#### PROBLEM DESCRIPTION:
Across the material below, how many lines contain the word "disease"? Respond with the number only.

#### GIVEN DATA:
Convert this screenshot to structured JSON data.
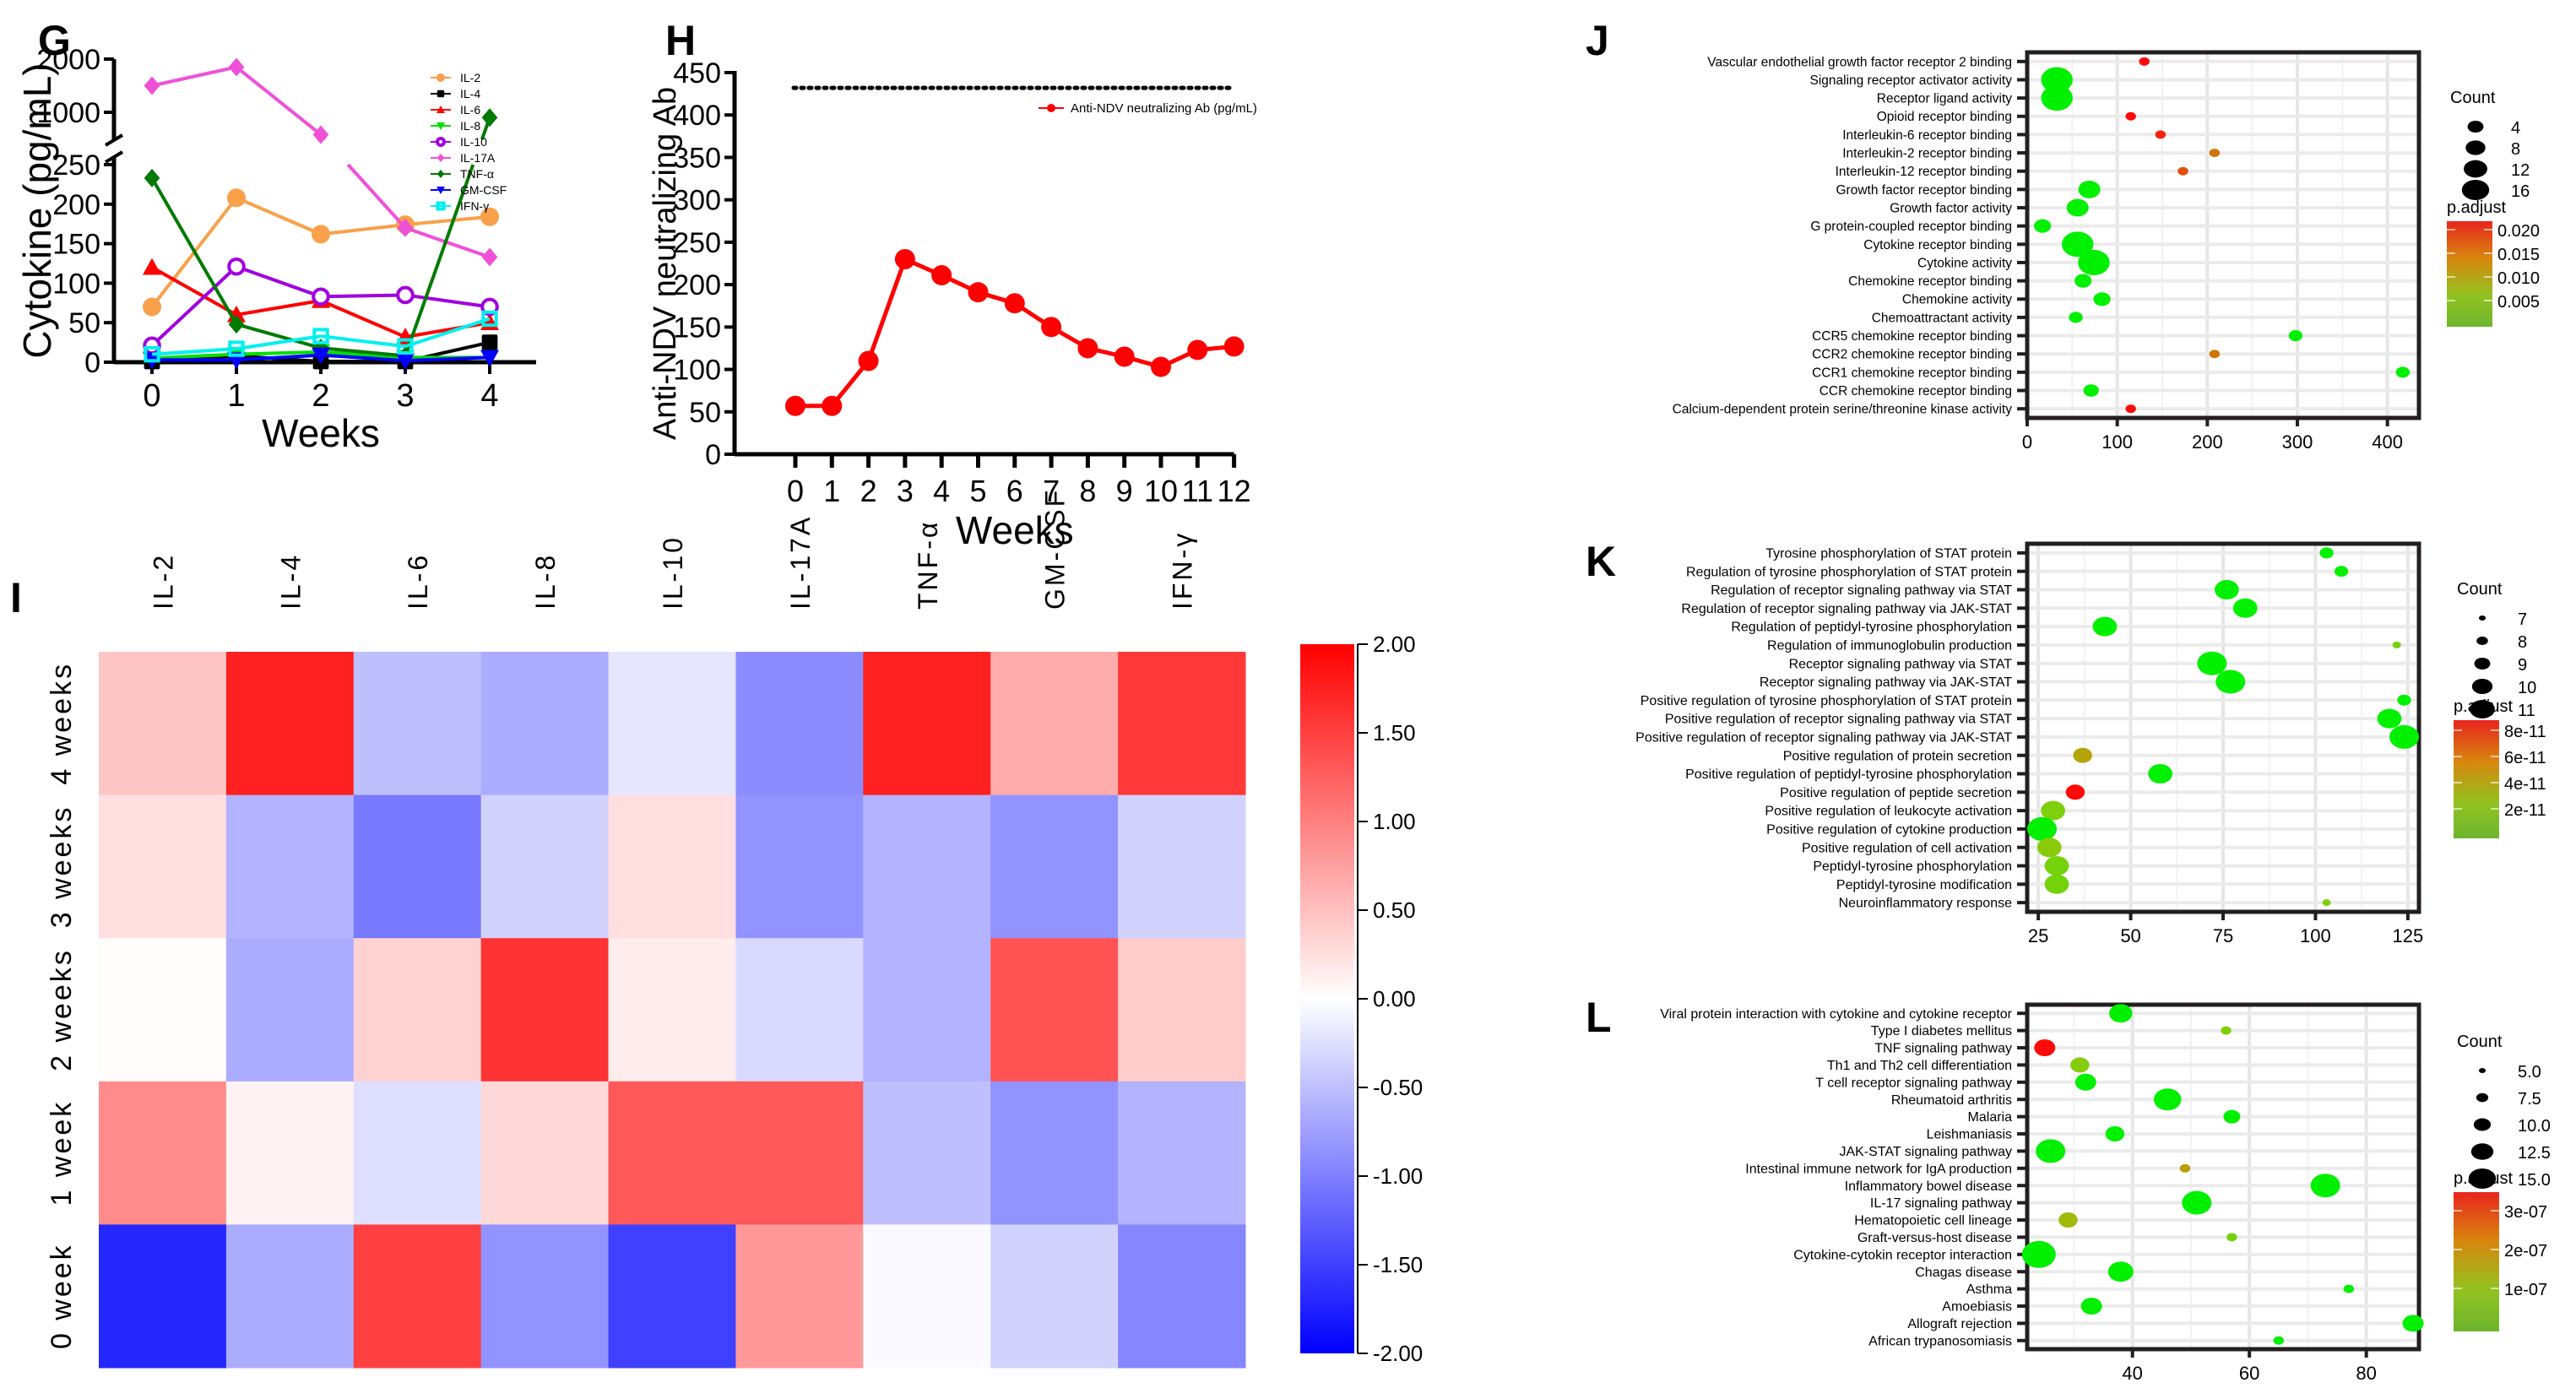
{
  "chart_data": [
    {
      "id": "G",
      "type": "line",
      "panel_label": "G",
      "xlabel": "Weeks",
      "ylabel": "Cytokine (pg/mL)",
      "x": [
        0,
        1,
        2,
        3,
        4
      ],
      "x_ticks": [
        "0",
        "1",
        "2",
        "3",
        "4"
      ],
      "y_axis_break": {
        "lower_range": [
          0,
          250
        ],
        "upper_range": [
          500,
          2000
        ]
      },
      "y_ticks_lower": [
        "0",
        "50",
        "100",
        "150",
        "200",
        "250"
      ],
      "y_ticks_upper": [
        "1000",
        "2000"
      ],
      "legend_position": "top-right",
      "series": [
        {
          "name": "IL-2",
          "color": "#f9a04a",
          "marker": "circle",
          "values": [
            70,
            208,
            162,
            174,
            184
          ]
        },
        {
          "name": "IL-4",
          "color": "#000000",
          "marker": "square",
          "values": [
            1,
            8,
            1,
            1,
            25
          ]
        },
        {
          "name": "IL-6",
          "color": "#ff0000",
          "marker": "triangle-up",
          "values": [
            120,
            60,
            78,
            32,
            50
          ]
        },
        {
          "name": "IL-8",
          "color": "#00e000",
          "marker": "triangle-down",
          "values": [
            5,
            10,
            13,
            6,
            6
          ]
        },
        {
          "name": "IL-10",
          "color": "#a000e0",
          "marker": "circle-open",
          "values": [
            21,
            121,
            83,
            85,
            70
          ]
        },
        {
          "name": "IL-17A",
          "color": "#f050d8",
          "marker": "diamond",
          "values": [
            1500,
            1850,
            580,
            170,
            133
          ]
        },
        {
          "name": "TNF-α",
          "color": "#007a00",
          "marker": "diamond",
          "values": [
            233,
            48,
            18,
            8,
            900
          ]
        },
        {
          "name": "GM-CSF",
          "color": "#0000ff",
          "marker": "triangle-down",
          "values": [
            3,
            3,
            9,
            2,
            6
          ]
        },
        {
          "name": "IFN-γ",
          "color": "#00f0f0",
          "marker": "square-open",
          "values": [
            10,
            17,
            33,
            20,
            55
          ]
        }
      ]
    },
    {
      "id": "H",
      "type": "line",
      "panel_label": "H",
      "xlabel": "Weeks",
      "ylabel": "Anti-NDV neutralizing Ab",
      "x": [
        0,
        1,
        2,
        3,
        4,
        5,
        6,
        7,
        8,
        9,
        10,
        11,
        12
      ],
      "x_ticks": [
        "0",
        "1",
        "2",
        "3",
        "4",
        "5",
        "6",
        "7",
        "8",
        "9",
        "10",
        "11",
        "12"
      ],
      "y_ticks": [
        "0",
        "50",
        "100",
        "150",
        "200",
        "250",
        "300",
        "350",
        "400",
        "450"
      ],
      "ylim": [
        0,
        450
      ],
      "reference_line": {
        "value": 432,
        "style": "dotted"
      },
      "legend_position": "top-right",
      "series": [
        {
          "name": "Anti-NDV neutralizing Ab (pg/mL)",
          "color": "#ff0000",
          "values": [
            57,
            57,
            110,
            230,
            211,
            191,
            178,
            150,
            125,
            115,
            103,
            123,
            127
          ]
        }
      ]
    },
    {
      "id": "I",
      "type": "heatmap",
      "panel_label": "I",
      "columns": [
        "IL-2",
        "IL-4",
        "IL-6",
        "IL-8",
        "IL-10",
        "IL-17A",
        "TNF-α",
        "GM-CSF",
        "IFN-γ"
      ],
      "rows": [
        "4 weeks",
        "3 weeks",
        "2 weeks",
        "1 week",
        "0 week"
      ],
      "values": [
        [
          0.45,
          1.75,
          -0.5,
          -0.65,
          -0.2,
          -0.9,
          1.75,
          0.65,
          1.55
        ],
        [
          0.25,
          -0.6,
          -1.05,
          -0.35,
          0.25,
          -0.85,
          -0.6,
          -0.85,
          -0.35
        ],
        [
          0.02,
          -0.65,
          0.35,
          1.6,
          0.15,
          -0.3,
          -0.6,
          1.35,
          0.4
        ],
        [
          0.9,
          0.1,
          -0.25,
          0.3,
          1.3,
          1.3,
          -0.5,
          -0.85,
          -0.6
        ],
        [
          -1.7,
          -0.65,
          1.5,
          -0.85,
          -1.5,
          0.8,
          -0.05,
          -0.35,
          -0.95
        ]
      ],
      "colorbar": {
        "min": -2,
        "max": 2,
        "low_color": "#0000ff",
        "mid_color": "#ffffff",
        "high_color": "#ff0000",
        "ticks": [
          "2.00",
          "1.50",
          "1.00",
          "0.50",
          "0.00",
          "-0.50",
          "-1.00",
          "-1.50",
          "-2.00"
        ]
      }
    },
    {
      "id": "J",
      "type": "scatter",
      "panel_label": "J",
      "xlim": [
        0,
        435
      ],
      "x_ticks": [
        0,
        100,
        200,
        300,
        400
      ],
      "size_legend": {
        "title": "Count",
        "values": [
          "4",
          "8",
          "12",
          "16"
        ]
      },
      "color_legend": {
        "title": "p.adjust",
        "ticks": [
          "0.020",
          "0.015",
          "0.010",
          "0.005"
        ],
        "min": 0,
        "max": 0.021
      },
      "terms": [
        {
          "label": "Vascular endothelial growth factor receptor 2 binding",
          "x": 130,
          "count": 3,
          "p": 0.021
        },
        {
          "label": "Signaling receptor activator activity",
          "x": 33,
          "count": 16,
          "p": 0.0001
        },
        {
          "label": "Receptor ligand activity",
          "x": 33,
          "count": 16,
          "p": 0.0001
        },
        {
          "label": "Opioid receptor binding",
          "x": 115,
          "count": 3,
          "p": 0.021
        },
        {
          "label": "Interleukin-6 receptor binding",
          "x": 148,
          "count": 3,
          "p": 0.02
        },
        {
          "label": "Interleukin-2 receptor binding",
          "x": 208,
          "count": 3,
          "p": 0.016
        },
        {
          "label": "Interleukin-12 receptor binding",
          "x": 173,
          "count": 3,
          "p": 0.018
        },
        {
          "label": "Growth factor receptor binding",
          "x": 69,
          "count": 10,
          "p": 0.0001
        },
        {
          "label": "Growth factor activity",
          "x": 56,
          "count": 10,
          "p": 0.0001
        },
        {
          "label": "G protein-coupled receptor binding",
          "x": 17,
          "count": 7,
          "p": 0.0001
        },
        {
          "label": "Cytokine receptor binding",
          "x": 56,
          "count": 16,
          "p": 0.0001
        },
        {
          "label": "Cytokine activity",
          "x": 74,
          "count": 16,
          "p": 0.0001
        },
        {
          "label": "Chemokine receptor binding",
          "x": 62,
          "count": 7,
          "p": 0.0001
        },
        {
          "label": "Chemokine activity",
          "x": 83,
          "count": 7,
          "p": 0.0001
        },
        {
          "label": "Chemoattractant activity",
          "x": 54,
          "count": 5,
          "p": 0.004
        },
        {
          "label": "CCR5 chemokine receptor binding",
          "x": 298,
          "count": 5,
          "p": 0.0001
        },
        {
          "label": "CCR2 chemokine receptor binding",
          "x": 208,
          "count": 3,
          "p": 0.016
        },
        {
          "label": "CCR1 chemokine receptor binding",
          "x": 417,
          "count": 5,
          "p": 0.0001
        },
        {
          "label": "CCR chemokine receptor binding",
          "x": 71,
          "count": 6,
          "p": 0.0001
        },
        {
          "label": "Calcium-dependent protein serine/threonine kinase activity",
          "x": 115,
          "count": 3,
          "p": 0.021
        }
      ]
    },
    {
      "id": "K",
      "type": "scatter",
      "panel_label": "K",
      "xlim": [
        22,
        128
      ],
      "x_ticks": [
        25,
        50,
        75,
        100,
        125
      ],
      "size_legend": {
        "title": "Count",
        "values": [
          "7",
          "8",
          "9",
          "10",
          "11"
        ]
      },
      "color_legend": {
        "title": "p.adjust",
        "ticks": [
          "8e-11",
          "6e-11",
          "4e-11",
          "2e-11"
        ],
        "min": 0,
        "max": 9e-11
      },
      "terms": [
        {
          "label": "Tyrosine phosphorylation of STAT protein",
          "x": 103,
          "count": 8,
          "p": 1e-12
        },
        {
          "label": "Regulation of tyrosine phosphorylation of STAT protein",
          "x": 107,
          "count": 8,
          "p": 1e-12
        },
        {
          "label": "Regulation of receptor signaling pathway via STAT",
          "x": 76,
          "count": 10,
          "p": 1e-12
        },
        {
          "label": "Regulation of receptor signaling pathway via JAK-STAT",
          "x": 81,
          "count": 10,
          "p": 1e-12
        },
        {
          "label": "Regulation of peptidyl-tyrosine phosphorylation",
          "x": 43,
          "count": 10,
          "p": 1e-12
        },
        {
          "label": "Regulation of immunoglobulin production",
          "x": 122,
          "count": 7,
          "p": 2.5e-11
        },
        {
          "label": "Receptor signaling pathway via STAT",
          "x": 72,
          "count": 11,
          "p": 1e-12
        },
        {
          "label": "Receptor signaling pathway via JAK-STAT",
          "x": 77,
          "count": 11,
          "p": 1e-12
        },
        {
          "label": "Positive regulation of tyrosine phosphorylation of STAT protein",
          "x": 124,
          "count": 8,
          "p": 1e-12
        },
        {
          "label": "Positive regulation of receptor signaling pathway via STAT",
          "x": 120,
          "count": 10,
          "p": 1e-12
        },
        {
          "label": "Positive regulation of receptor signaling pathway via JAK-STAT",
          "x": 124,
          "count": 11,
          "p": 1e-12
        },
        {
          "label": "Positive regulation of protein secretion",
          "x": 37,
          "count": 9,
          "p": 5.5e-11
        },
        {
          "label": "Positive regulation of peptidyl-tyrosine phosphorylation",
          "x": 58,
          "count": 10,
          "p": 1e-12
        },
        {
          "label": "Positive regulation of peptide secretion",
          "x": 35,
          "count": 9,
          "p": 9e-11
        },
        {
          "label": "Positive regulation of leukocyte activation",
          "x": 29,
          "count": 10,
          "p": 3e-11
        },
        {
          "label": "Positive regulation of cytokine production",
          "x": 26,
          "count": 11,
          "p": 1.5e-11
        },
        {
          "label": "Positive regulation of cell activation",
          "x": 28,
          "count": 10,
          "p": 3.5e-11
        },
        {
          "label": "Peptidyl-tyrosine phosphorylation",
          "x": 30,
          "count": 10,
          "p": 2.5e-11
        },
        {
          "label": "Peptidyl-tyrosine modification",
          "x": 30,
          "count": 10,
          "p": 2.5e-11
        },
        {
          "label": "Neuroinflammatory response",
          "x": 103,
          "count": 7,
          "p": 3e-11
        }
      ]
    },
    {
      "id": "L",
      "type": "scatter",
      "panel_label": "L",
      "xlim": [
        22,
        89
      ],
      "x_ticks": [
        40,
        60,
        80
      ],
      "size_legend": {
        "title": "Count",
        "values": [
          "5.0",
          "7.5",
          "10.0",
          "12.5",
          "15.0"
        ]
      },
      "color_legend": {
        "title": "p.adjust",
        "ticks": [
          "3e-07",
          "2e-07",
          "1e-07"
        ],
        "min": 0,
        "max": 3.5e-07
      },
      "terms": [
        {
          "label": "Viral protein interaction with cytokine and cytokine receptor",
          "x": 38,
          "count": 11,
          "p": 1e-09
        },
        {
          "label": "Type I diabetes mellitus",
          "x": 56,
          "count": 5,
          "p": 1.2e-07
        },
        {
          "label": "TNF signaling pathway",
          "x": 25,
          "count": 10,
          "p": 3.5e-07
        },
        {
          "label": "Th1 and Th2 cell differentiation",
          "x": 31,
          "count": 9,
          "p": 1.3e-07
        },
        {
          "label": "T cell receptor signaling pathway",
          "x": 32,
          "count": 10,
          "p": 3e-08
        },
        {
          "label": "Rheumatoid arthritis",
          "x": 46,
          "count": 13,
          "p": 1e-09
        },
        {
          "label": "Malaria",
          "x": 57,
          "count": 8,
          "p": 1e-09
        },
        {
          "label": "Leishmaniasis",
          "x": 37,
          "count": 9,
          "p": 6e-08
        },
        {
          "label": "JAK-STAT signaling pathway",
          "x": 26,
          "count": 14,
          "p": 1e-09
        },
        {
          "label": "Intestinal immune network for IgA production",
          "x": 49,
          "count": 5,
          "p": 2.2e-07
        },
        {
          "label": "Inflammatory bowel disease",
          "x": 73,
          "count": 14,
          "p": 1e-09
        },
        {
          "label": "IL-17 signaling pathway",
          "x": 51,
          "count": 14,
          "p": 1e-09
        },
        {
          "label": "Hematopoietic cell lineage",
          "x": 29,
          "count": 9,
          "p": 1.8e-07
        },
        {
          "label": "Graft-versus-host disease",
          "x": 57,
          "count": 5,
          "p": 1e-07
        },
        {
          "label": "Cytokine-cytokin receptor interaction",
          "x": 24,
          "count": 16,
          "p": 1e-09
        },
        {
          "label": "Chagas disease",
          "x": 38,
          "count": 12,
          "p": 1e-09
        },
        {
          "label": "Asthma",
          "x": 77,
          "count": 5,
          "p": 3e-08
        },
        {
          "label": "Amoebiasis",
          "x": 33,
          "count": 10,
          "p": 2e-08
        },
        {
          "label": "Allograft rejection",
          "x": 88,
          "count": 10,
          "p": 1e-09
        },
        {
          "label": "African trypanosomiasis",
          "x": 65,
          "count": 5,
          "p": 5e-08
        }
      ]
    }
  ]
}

#### SOLVED EXERCISE:
3